> _EXERCISE PROMPT_
Read the lines that follow and pick out every one containing the word "Card".
****************************************
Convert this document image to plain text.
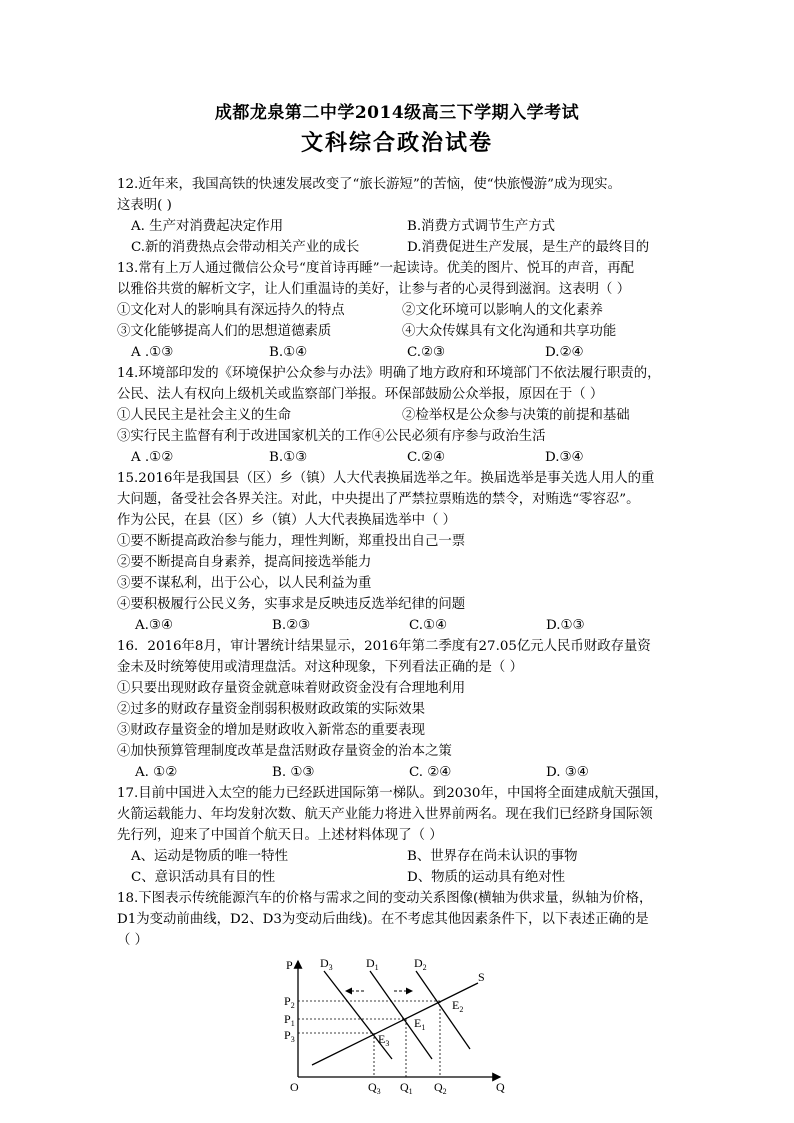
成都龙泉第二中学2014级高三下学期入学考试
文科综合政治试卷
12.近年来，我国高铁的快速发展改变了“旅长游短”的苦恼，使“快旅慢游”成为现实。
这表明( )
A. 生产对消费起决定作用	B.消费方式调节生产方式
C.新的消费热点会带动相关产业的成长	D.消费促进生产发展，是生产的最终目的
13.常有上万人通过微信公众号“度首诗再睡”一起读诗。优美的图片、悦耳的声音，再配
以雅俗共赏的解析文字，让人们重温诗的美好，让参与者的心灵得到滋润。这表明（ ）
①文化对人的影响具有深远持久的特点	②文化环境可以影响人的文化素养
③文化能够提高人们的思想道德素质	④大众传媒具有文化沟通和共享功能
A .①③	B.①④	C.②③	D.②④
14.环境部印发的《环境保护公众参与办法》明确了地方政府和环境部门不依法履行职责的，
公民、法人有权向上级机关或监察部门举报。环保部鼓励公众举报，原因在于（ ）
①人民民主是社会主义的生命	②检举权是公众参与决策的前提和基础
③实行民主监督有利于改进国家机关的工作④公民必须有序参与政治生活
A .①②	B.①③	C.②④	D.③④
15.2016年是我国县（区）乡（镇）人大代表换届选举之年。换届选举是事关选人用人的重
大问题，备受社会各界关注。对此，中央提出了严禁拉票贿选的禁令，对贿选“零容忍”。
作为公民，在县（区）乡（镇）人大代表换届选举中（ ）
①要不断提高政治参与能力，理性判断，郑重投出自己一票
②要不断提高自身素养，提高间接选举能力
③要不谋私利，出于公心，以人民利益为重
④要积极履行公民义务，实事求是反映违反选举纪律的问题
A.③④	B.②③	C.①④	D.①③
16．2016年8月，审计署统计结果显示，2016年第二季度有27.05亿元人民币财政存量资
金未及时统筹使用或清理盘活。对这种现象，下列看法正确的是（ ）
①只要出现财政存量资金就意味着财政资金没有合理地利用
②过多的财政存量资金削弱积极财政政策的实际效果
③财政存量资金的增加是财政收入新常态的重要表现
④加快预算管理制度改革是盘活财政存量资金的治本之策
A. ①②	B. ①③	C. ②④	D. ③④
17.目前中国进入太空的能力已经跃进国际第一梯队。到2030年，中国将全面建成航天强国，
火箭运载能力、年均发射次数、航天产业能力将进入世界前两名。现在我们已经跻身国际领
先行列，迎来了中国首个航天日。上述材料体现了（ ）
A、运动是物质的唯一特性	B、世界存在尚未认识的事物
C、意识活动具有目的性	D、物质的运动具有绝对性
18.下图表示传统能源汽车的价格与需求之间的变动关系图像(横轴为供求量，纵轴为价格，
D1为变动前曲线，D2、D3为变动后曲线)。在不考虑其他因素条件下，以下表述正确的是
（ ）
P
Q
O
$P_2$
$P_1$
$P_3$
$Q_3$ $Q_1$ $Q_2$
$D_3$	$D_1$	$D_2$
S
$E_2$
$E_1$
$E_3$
****************************************
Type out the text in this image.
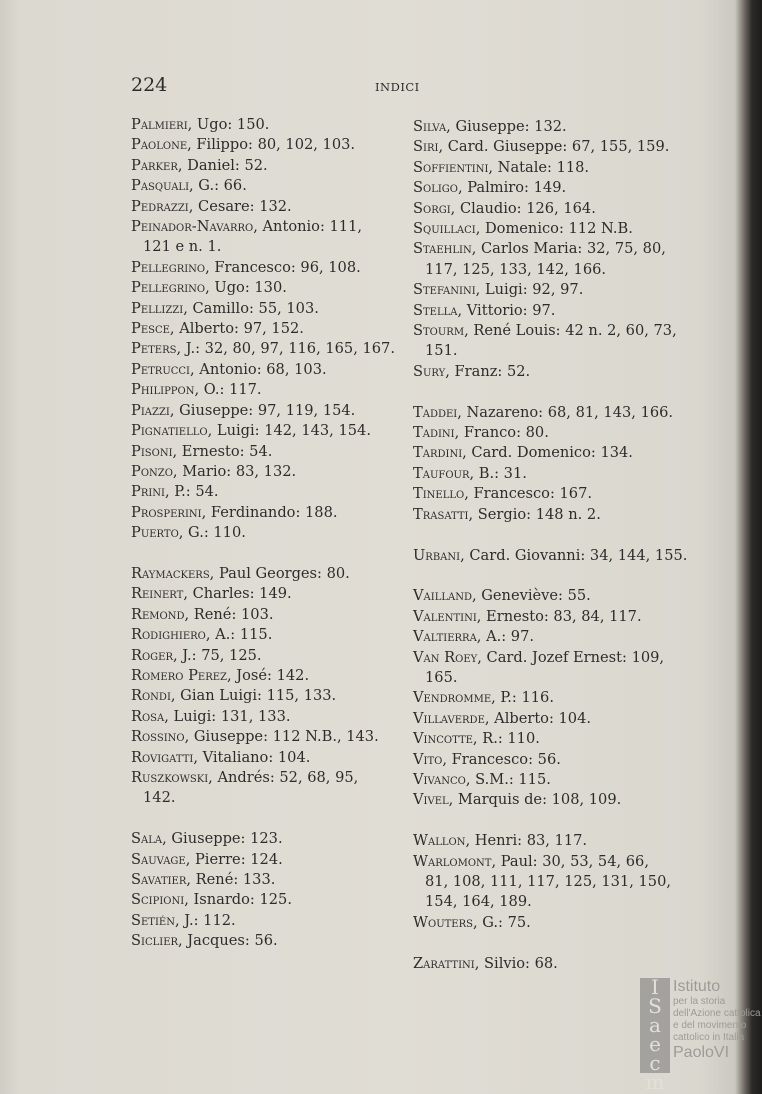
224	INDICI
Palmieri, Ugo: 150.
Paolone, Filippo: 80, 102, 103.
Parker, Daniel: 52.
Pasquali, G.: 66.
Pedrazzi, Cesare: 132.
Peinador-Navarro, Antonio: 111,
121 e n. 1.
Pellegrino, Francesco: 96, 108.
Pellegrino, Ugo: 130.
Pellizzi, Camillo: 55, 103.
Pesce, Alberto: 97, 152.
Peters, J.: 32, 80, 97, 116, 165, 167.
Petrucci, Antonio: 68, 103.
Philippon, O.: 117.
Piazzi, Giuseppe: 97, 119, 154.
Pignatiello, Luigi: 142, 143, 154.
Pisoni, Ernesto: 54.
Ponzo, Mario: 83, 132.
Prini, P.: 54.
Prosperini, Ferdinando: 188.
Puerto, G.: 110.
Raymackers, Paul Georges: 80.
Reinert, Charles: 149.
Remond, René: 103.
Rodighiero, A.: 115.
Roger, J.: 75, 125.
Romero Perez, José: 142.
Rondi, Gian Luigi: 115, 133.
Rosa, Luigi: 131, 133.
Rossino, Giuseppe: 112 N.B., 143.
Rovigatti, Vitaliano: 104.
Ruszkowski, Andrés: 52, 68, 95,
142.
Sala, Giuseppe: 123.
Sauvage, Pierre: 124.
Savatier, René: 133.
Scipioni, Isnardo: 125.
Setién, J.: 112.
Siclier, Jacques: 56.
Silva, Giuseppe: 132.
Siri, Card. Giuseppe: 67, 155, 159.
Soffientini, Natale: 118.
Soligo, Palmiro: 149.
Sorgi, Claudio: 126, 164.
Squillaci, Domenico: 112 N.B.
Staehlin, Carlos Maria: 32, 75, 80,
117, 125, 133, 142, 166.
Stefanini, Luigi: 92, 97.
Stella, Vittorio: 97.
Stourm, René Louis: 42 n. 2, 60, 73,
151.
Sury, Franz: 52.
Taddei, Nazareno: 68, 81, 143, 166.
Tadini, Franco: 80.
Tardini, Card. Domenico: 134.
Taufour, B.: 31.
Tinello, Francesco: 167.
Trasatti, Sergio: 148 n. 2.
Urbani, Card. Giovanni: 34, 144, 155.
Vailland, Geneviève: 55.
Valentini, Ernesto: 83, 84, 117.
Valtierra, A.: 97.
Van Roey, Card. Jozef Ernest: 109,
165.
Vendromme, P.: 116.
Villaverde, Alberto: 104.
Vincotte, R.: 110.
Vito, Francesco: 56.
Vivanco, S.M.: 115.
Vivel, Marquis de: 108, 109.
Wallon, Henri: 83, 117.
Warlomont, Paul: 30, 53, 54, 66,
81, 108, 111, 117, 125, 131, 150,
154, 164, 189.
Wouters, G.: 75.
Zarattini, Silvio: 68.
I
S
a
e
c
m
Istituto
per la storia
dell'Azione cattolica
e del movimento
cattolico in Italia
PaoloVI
****************************************
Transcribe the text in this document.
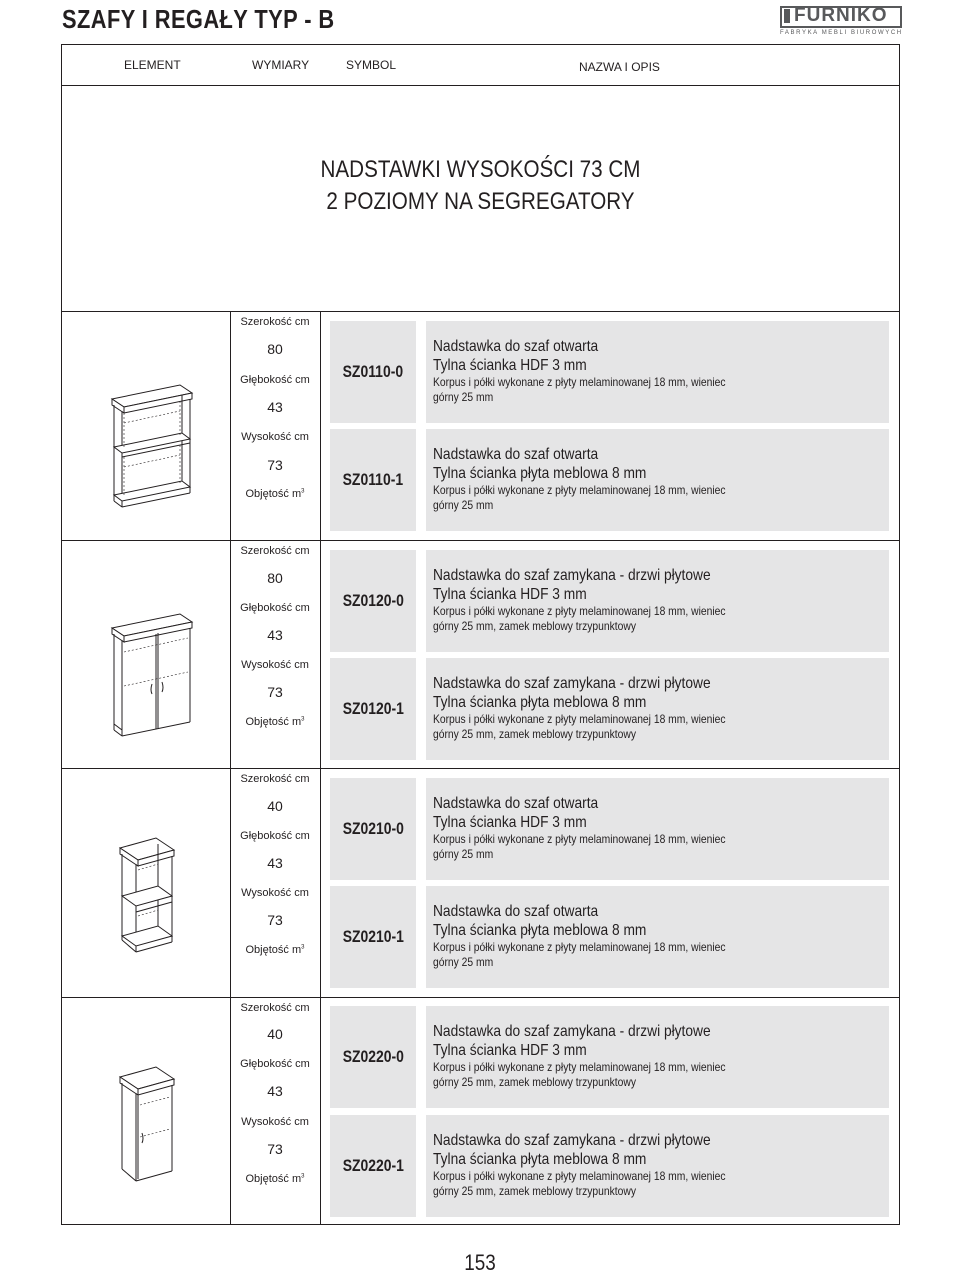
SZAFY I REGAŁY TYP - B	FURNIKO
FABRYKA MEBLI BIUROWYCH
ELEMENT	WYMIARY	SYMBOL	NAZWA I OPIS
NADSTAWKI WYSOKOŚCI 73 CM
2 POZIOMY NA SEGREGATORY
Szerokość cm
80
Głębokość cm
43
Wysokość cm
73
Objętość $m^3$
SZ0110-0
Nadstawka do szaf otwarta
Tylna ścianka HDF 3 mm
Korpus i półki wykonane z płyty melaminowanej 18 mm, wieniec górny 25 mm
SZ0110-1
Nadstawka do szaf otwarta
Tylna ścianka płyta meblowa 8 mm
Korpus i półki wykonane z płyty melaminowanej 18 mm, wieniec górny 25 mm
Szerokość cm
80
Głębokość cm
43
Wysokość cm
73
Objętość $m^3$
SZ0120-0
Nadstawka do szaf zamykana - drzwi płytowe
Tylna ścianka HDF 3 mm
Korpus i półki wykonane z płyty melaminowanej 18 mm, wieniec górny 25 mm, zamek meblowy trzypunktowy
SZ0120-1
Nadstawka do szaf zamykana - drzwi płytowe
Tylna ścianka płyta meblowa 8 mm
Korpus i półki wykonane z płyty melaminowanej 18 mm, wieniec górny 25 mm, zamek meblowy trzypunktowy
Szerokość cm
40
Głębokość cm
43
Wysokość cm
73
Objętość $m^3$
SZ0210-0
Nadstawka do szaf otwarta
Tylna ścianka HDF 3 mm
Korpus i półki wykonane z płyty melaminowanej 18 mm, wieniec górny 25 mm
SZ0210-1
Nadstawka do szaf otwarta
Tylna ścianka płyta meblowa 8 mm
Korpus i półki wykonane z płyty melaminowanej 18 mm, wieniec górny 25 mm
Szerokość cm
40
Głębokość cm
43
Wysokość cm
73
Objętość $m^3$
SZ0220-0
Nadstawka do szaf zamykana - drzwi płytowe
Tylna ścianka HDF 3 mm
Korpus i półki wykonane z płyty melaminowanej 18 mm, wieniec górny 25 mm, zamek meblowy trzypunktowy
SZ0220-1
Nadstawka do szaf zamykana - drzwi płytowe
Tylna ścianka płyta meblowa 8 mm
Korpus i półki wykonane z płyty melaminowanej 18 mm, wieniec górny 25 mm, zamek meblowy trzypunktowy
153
****************************************
> _SOLUTION_
Siri, Card. Giuseppe: 67, 155, 159.
Tardini, Card. Domenico: 134.
Urbani, Card. Giovanni: 34, 144, 155.
Van Roey, Card. Jozef Ernest: 109,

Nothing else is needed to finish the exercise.